▶ _The input_:
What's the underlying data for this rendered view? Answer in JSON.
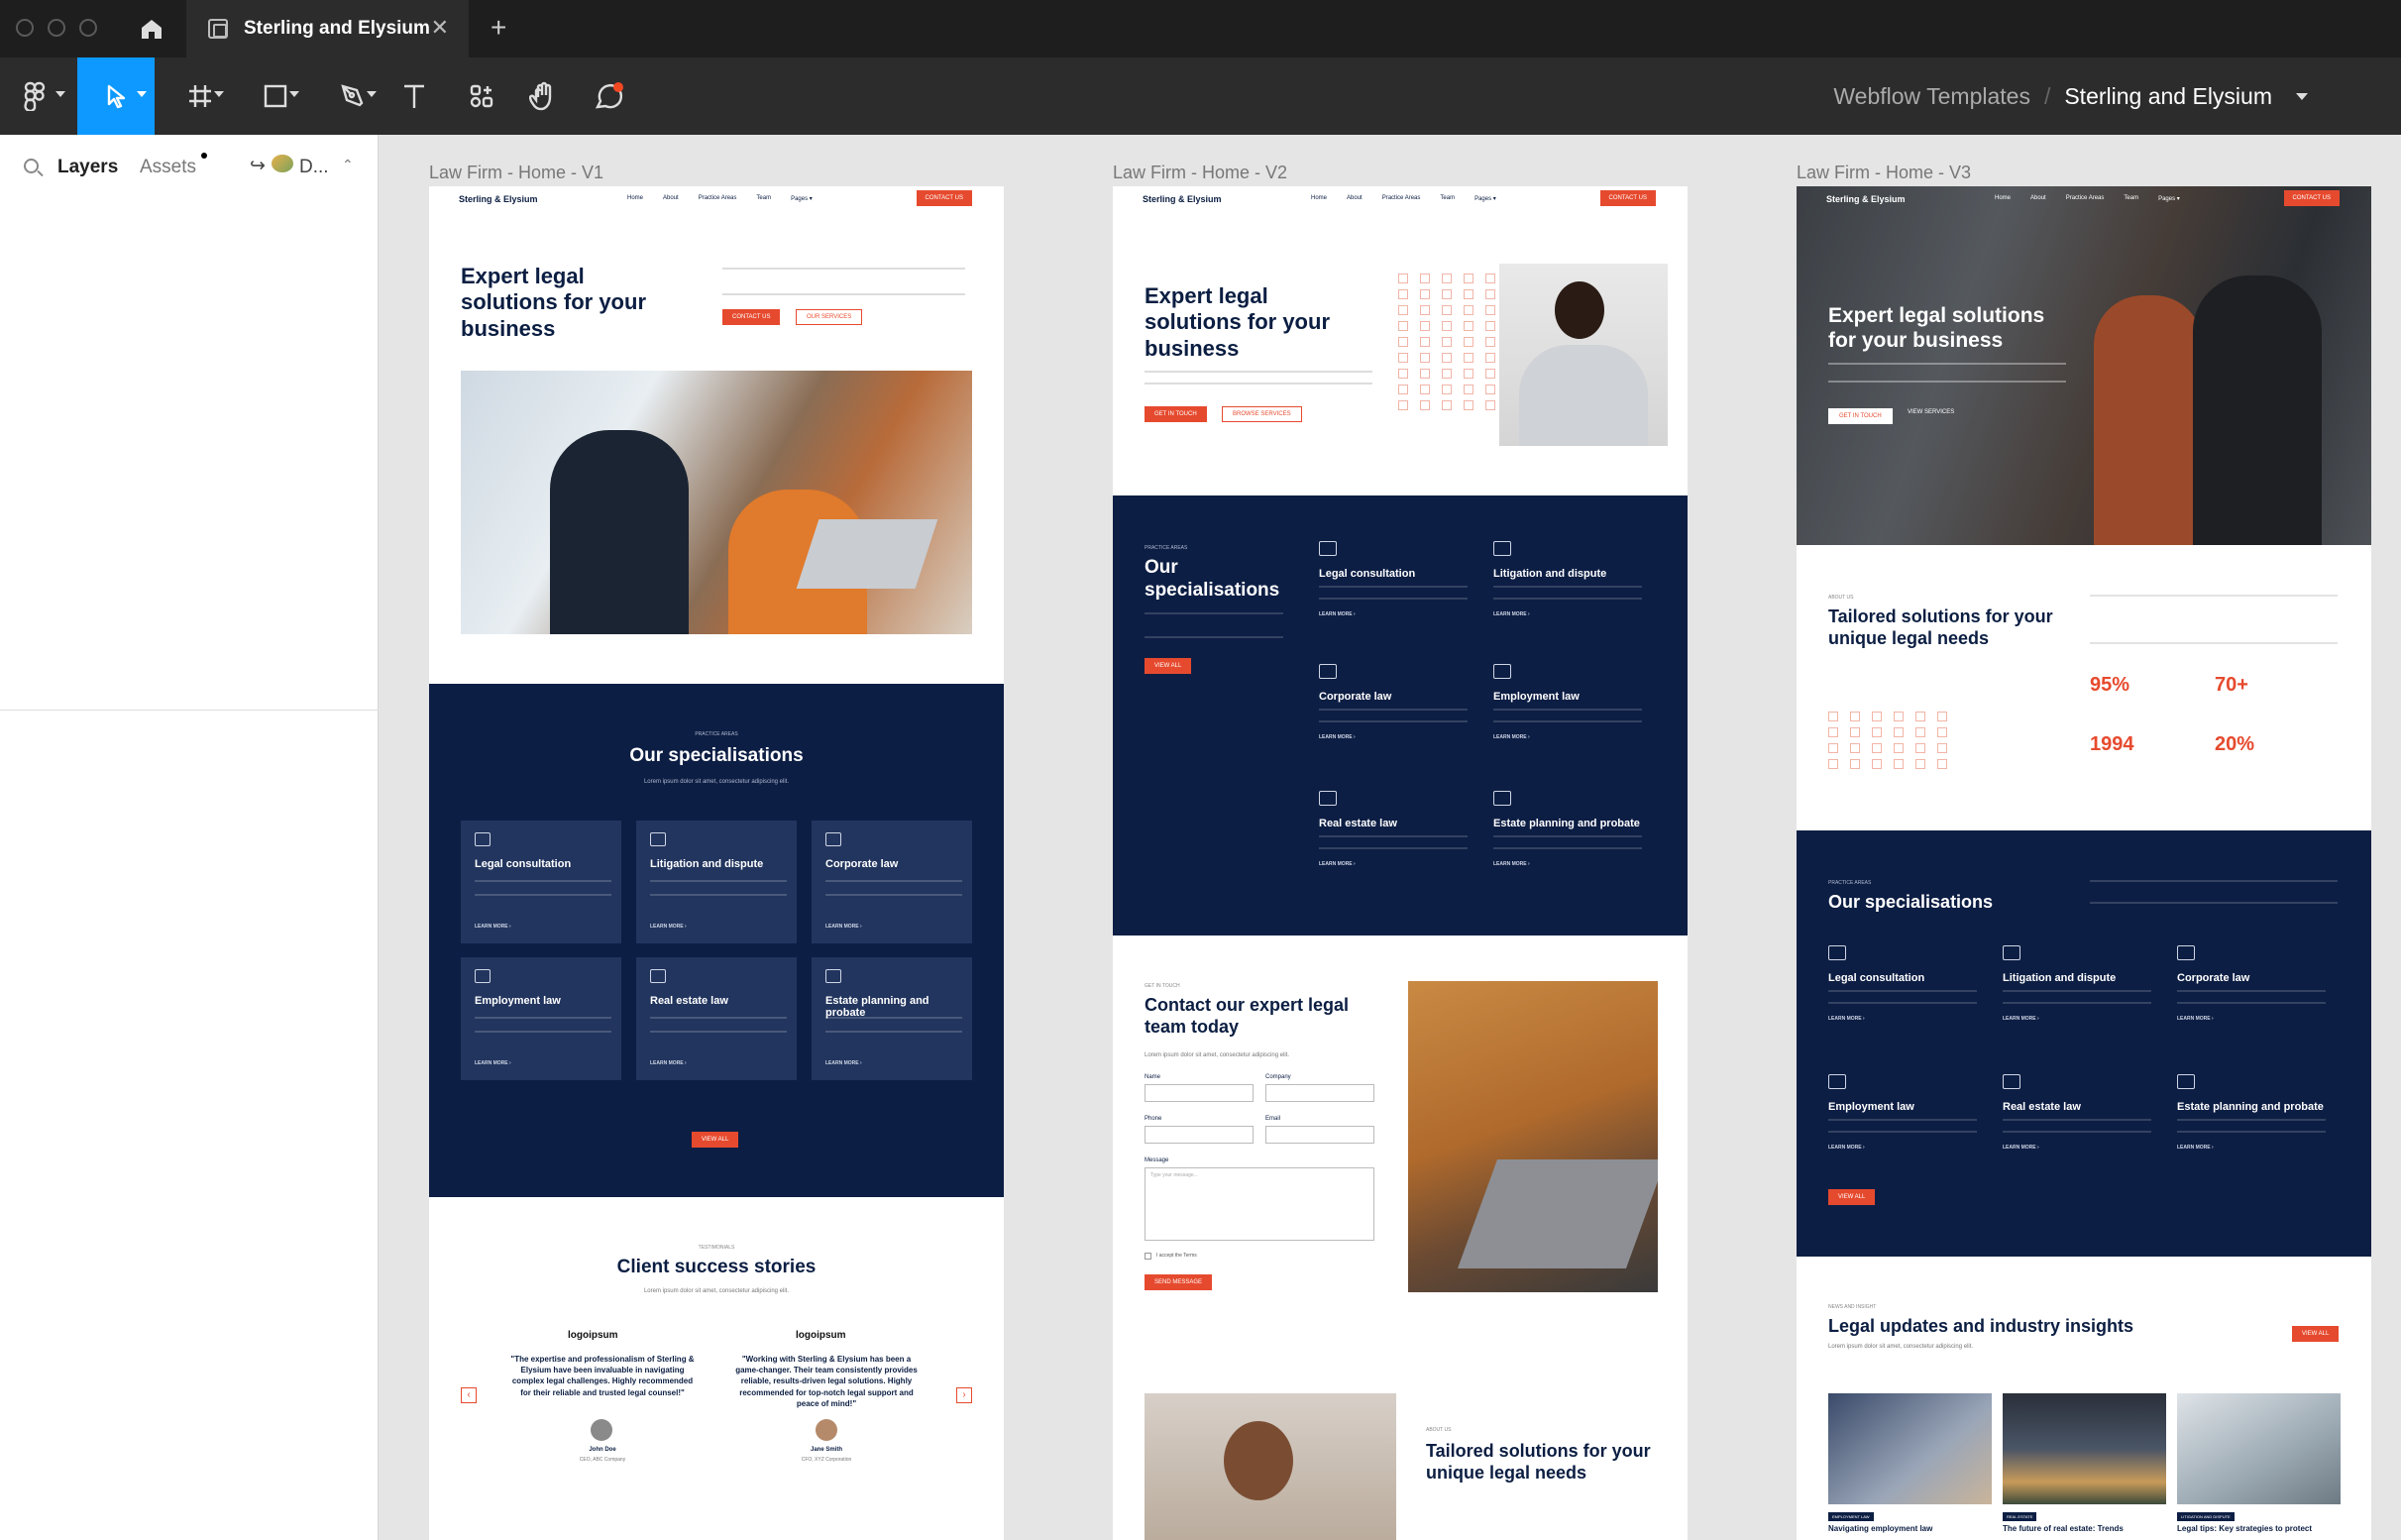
{
  "app": {
    "tab_title": "Sterling and Elysium",
    "new_tab": "+",
    "close": "✕"
  },
  "breadcrumb": {
    "team": "Webflow Templates",
    "separator": "/",
    "file": "Sterling and Elysium"
  },
  "sidebar": {
    "layers_tab": "Layers",
    "assets_tab": "Assets",
    "page": "D..."
  },
  "frames": {
    "v1": {
      "label": "Law Firm - Home - V1",
      "logo": "Sterling & Elysium",
      "nav": [
        "Home",
        "About",
        "Practice Areas",
        "Team",
        "Pages ▾"
      ],
      "cta": "CONTACT US",
      "hero_title": "Expert legal solutions for your business",
      "hero_btn1": "CONTACT US",
      "hero_btn2": "OUR SERVICES",
      "spec_eyebrow": "PRACTICE AREAS",
      "spec_title": "Our specialisations",
      "spec_sub": "Lorem ipsum dolor sit amet, consectetur adipiscing elit.",
      "cards": [
        {
          "title": "Legal consultation",
          "link": "LEARN MORE ›"
        },
        {
          "title": "Litigation and dispute",
          "link": "LEARN MORE ›"
        },
        {
          "title": "Corporate law",
          "link": "LEARN MORE ›"
        },
        {
          "title": "Employment law",
          "link": "LEARN MORE ›"
        },
        {
          "title": "Real estate law",
          "link": "LEARN MORE ›"
        },
        {
          "title": "Estate planning and probate",
          "link": "LEARN MORE ›"
        }
      ],
      "view_all": "VIEW ALL",
      "test_eyebrow": "TESTIMONIALS",
      "test_title": "Client success stories",
      "test_sub": "Lorem ipsum dolor sit amet, consectetur adipiscing elit.",
      "logo1": "logoipsum",
      "logo2": "logoipsum",
      "quote1": "\"The expertise and professionalism of Sterling & Elysium have been invaluable in navigating complex legal challenges. Highly recommended for their reliable and trusted legal counsel!\"",
      "quote2": "\"Working with Sterling & Elysium has been a game-changer. Their team consistently provides reliable, results-driven legal solutions. Highly recommended for top-notch legal support and peace of mind!\"",
      "person1": "John Doe",
      "role1": "CEO, ABC Company",
      "person2": "Jane Smith",
      "role2": "CFO, XYZ Corporation"
    },
    "v2": {
      "label": "Law Firm - Home - V2",
      "logo": "Sterling & Elysium",
      "nav": [
        "Home",
        "About",
        "Practice Areas",
        "Team",
        "Pages ▾"
      ],
      "cta": "CONTACT US",
      "hero_title": "Expert legal solutions for your business",
      "hero_btn1": "GET IN TOUCH",
      "hero_btn2": "BROWSE SERVICES",
      "spec_eyebrow": "PRACTICE AREAS",
      "spec_title": "Our specialisations",
      "view_all": "VIEW ALL",
      "specs": [
        {
          "title": "Legal consultation",
          "link": "LEARN MORE ›"
        },
        {
          "title": "Litigation and dispute",
          "link": "LEARN MORE ›"
        },
        {
          "title": "Corporate law",
          "link": "LEARN MORE ›"
        },
        {
          "title": "Employment law",
          "link": "LEARN MORE ›"
        },
        {
          "title": "Real estate law",
          "link": "LEARN MORE ›"
        },
        {
          "title": "Estate planning and probate",
          "link": "LEARN MORE ›"
        }
      ],
      "contact_eyebrow": "GET IN TOUCH",
      "contact_title": "Contact our expert legal team today",
      "contact_sub": "Lorem ipsum dolor sit amet, consectetur adipiscing elit.",
      "f_name": "Name",
      "f_company": "Company",
      "f_phone": "Phone",
      "f_email": "Email",
      "f_message": "Message",
      "msg_placeholder": "Type your message...",
      "terms": "I accept the Terms",
      "send": "SEND MESSAGE",
      "about_eyebrow": "ABOUT US",
      "about_title": "Tailored solutions for your unique legal needs"
    },
    "v3": {
      "label": "Law Firm - Home - V3",
      "logo": "Sterling & Elysium",
      "nav": [
        "Home",
        "About",
        "Practice Areas",
        "Team",
        "Pages ▾"
      ],
      "cta": "CONTACT US",
      "hero_title": "Expert legal solutions for your business",
      "hero_btn1": "GET IN TOUCH",
      "hero_btn2": "VIEW SERVICES",
      "about_eyebrow": "ABOUT US",
      "about_title": "Tailored solutions for your unique legal needs",
      "stats": [
        {
          "value": "95%"
        },
        {
          "value": "70+"
        },
        {
          "value": "1994"
        },
        {
          "value": "20%"
        }
      ],
      "spec_eyebrow": "PRACTICE AREAS",
      "spec_title": "Our specialisations",
      "specs": [
        {
          "title": "Legal consultation",
          "link": "LEARN MORE ›"
        },
        {
          "title": "Litigation and dispute",
          "link": "LEARN MORE ›"
        },
        {
          "title": "Corporate law",
          "link": "LEARN MORE ›"
        },
        {
          "title": "Employment law",
          "link": "LEARN MORE ›"
        },
        {
          "title": "Real estate law",
          "link": "LEARN MORE ›"
        },
        {
          "title": "Estate planning and probate",
          "link": "LEARN MORE ›"
        }
      ],
      "view_all": "VIEW ALL",
      "news_eyebrow": "NEWS AND INSIGHT",
      "news_title": "Legal updates and industry insights",
      "news_sub": "Lorem ipsum dolor sit amet, consectetur adipiscing elit.",
      "news_view_all": "VIEW ALL",
      "posts": [
        {
          "tag": "EMPLOYMENT LAW",
          "title": "Navigating employment law"
        },
        {
          "tag": "REAL ESTATE",
          "title": "The future of real estate: Trends"
        },
        {
          "tag": "LITIGATION AND DISPUTE",
          "title": "Legal tips: Key strategies to protect"
        }
      ]
    }
  },
  "colors": {
    "accent": "#e64a2e",
    "navy": "#0d1e44",
    "figma_blue": "#0d99ff"
  }
}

▶ _Written problem_: Every line should be retyped exactly, with the pictures omitted.

▶ _Result_:
What's the underlying data for this rendered view? Answer in JSON.
{
  "app": {
    "tab_title": "Sterling and Elysium",
    "new_tab": "+",
    "close": "✕"
  },
  "breadcrumb": {
    "team": "Webflow Templates",
    "separator": "/",
    "file": "Sterling and Elysium"
  },
  "sidebar": {
    "layers_tab": "Layers",
    "assets_tab": "Assets",
    "page": "D..."
  },
  "frames": {
    "v1": {
      "label": "Law Firm - Home - V1",
      "logo": "Sterling & Elysium",
      "nav": [
        "Home",
        "About",
        "Practice Areas",
        "Team",
        "Pages ▾"
      ],
      "cta": "CONTACT US",
      "hero_title": "Expert legal solutions for your business",
      "hero_btn1": "CONTACT US",
      "hero_btn2": "OUR SERVICES",
      "spec_eyebrow": "PRACTICE AREAS",
      "spec_title": "Our specialisations",
      "spec_sub": "Lorem ipsum dolor sit amet, consectetur adipiscing elit.",
      "cards": [
        {
          "title": "Legal consultation",
          "link": "LEARN MORE ›"
        },
        {
          "title": "Litigation and dispute",
          "link": "LEARN MORE ›"
        },
        {
          "title": "Corporate law",
          "link": "LEARN MORE ›"
        },
        {
          "title": "Employment law",
          "link": "LEARN MORE ›"
        },
        {
          "title": "Real estate law",
          "link": "LEARN MORE ›"
        },
        {
          "title": "Estate planning and probate",
          "link": "LEARN MORE ›"
        }
      ],
      "view_all": "VIEW ALL",
      "test_eyebrow": "TESTIMONIALS",
      "test_title": "Client success stories",
      "test_sub": "Lorem ipsum dolor sit amet, consectetur adipiscing elit.",
      "logo1": "logoipsum",
      "logo2": "logoipsum",
      "quote1": "\"The expertise and professionalism of Sterling & Elysium have been invaluable in navigating complex legal challenges. Highly recommended for their reliable and trusted legal counsel!\"",
      "quote2": "\"Working with Sterling & Elysium has been a game-changer. Their team consistently provides reliable, results-driven legal solutions. Highly recommended for top-notch legal support and peace of mind!\"",
      "person1": "John Doe",
      "role1": "CEO, ABC Company",
      "person2": "Jane Smith",
      "role2": "CFO, XYZ Corporation"
    },
    "v2": {
      "label": "Law Firm - Home - V2",
      "logo": "Sterling & Elysium",
      "nav": [
        "Home",
        "About",
        "Practice Areas",
        "Team",
        "Pages ▾"
      ],
      "cta": "CONTACT US",
      "hero_title": "Expert legal solutions for your business",
      "hero_btn1": "GET IN TOUCH",
      "hero_btn2": "BROWSE SERVICES",
      "spec_eyebrow": "PRACTICE AREAS",
      "spec_title": "Our specialisations",
      "view_all": "VIEW ALL",
      "specs": [
        {
          "title": "Legal consultation",
          "link": "LEARN MORE ›"
        },
        {
          "title": "Litigation and dispute",
          "link": "LEARN MORE ›"
        },
        {
          "title": "Corporate law",
          "link": "LEARN MORE ›"
        },
        {
          "title": "Employment law",
          "link": "LEARN MORE ›"
        },
        {
          "title": "Real estate law",
          "link": "LEARN MORE ›"
        },
        {
          "title": "Estate planning and probate",
          "link": "LEARN MORE ›"
        }
      ],
      "contact_eyebrow": "GET IN TOUCH",
      "contact_title": "Contact our expert legal team today",
      "contact_sub": "Lorem ipsum dolor sit amet, consectetur adipiscing elit.",
      "f_name": "Name",
      "f_company": "Company",
      "f_phone": "Phone",
      "f_email": "Email",
      "f_message": "Message",
      "msg_placeholder": "Type your message...",
      "terms": "I accept the Terms",
      "send": "SEND MESSAGE",
      "about_eyebrow": "ABOUT US",
      "about_title": "Tailored solutions for your unique legal needs"
    },
    "v3": {
      "label": "Law Firm - Home - V3",
      "logo": "Sterling & Elysium",
      "nav": [
        "Home",
        "About",
        "Practice Areas",
        "Team",
        "Pages ▾"
      ],
      "cta": "CONTACT US",
      "hero_title": "Expert legal solutions for your business",
      "hero_btn1": "GET IN TOUCH",
      "hero_btn2": "VIEW SERVICES",
      "about_eyebrow": "ABOUT US",
      "about_title": "Tailored solutions for your unique legal needs",
      "stats": [
        {
          "value": "95%"
        },
        {
          "value": "70+"
        },
        {
          "value": "1994"
        },
        {
          "value": "20%"
        }
      ],
      "spec_eyebrow": "PRACTICE AREAS",
      "spec_title": "Our specialisations",
      "specs": [
        {
          "title": "Legal consultation",
          "link": "LEARN MORE ›"
        },
        {
          "title": "Litigation and dispute",
          "link": "LEARN MORE ›"
        },
        {
          "title": "Corporate law",
          "link": "LEARN MORE ›"
        },
        {
          "title": "Employment law",
          "link": "LEARN MORE ›"
        },
        {
          "title": "Real estate law",
          "link": "LEARN MORE ›"
        },
        {
          "title": "Estate planning and probate",
          "link": "LEARN MORE ›"
        }
      ],
      "view_all": "VIEW ALL",
      "news_eyebrow": "NEWS AND INSIGHT",
      "news_title": "Legal updates and industry insights",
      "news_sub": "Lorem ipsum dolor sit amet, consectetur adipiscing elit.",
      "news_view_all": "VIEW ALL",
      "posts": [
        {
          "tag": "EMPLOYMENT LAW",
          "title": "Navigating employment law"
        },
        {
          "tag": "REAL ESTATE",
          "title": "The future of real estate: Trends"
        },
        {
          "tag": "LITIGATION AND DISPUTE",
          "title": "Legal tips: Key strategies to protect"
        }
      ]
    }
  },
  "colors": {
    "accent": "#e64a2e",
    "navy": "#0d1e44",
    "figma_blue": "#0d99ff"
  }
}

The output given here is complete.